(Data excerpts)
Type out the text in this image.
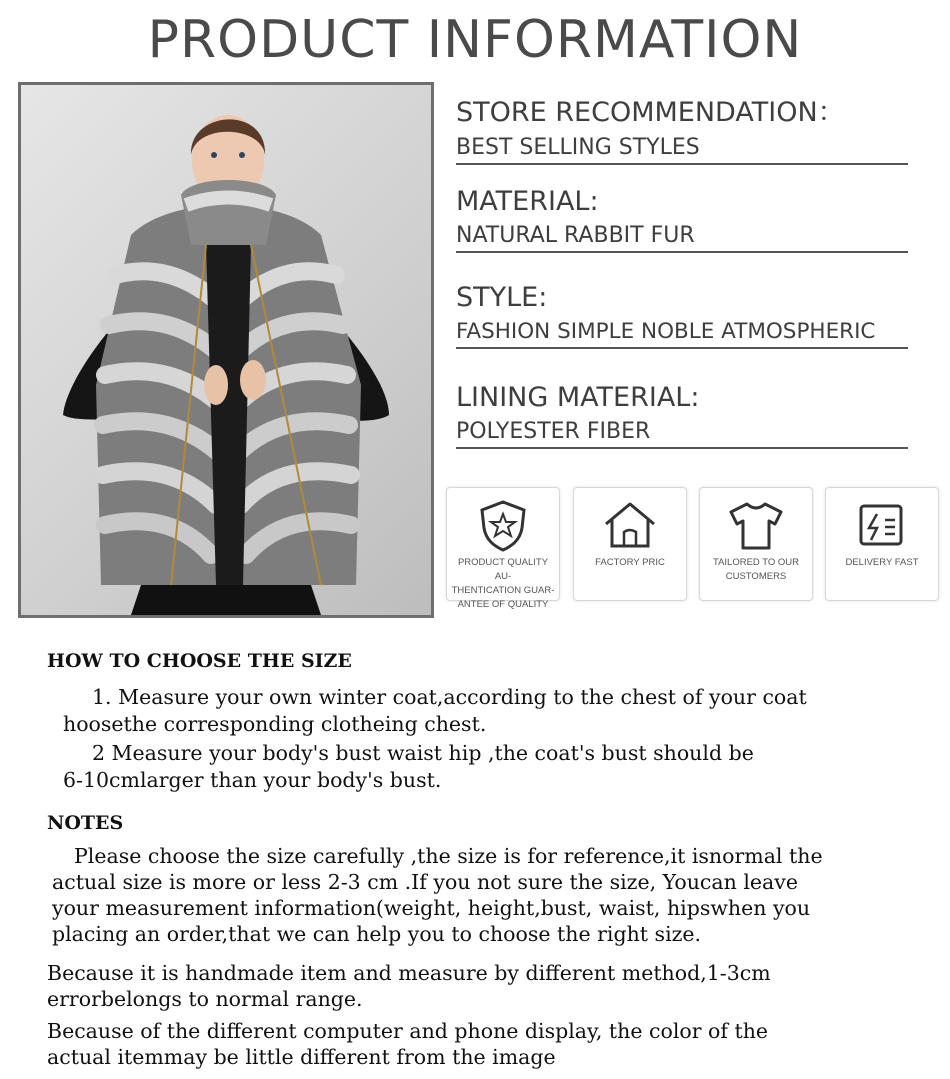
PRODUCT INFORMATION
STORE RECOMMENDATION：
BEST SELLING STYLES
MATERIAL:
NATURAL RABBIT FUR
STYLE:
FASHION SIMPLE NOBLE ATMOSPHERIC
LINING MATERIAL:
POLYESTER FIBER
PRODUCT QUALITY AU-
THENTICATION GUAR-
ANTEE OF QUALITY
FACTORY PRIC	TAILORED TO OUR
CUSTOMERS
DELIVERY FAST
HOW TO CHOOSE THE SIZE
1. Measure your own winter coat,according to the chest of your coat
hoosethe corresponding clotheing chest.
2 Measure your body's bust waist hip ,the coat's bust should be
6-10cmlarger than your body's bust.
NOTES
Please choose the size carefully ,the size is for reference,it isnormal the
actual size is more or less 2-3 cm .If you not sure the size, Youcan leave
your measurement information(weight, height,bust, waist, hipswhen you
placing an order,that we can help you to choose the right size.
Because it is handmade item and measure by different method,1-3cm
errorbelongs to normal range.
Because of the different computer and phone display, the color of the
actual itemmay be little different from the image
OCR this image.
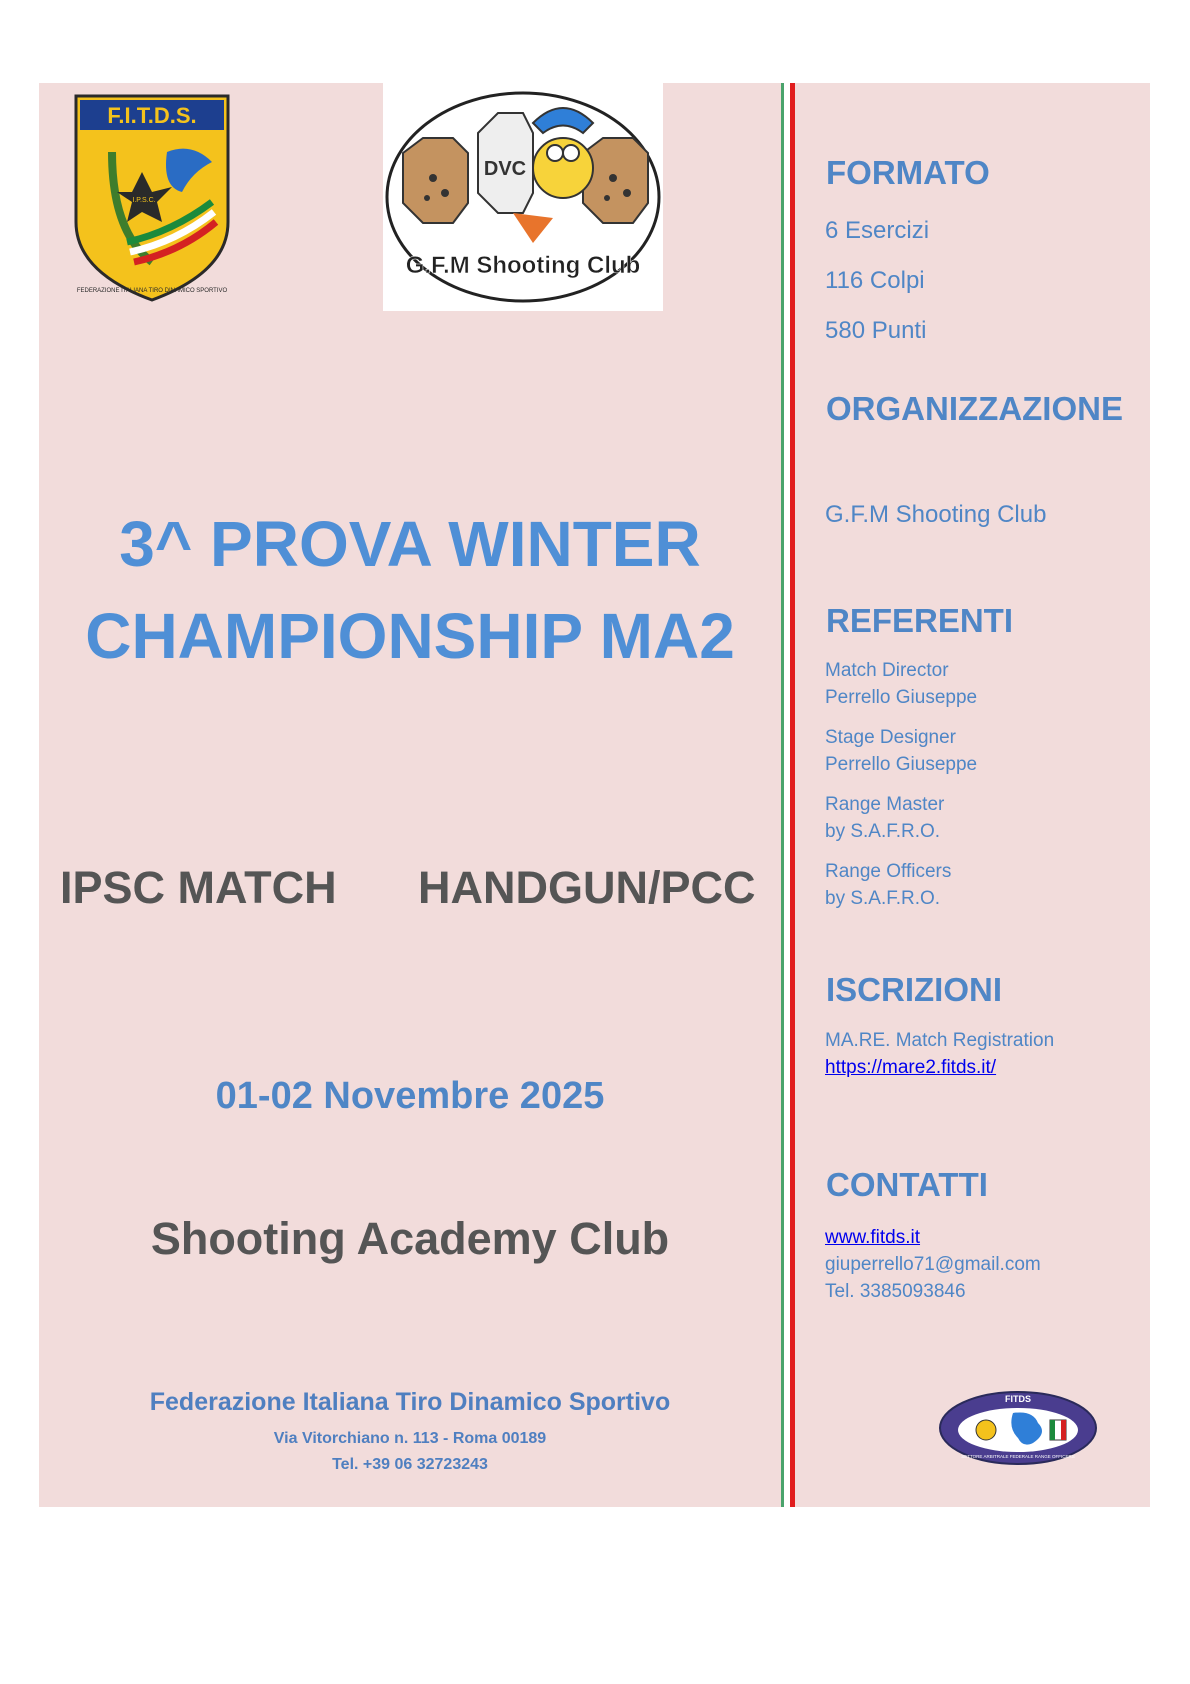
F.I.T.D.S.
I.P.S.C.
FEDERAZIONE ITALIANA TIRO DINAMICO SPORTIVO
DVC
G.F.M Shooting Club
3^ PROVA WINTER
CHAMPIONSHIP MA2
IPSC MATCH HANDGUN/PCC
01-02 Novembre 2025
Shooting Academy Club
Federazione Italiana Tiro Dinamico Sportivo
Via Vitorchiano n. 113 - Roma 00189
Tel. +39 06 32723243
FORMATO
6 Esercizi
116 Colpi
580 Punti
ORGANIZZAZIONE
G.F.M Shooting Club
REFERENTI
Match Director
Perrello Giuseppe
Stage Designer
Perrello Giuseppe
Range Master
by S.A.F.R.O.
Range Officers
by S.A.F.R.O.
ISCRIZIONI
MA.RE. Match Registration
https://mare2.fitds.it/
CONTATTI
www.fitds.it
giuperrello71@gmail.com
Tel. 3385093846
FITDS
SETTORE ARBITRALE FEDERALE RANGE OFFICERS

> TASK TO COMPLETE
Go through the entries above and count the lines containing the word "actual"; give only that count.

> EXPECTED ANSWER
2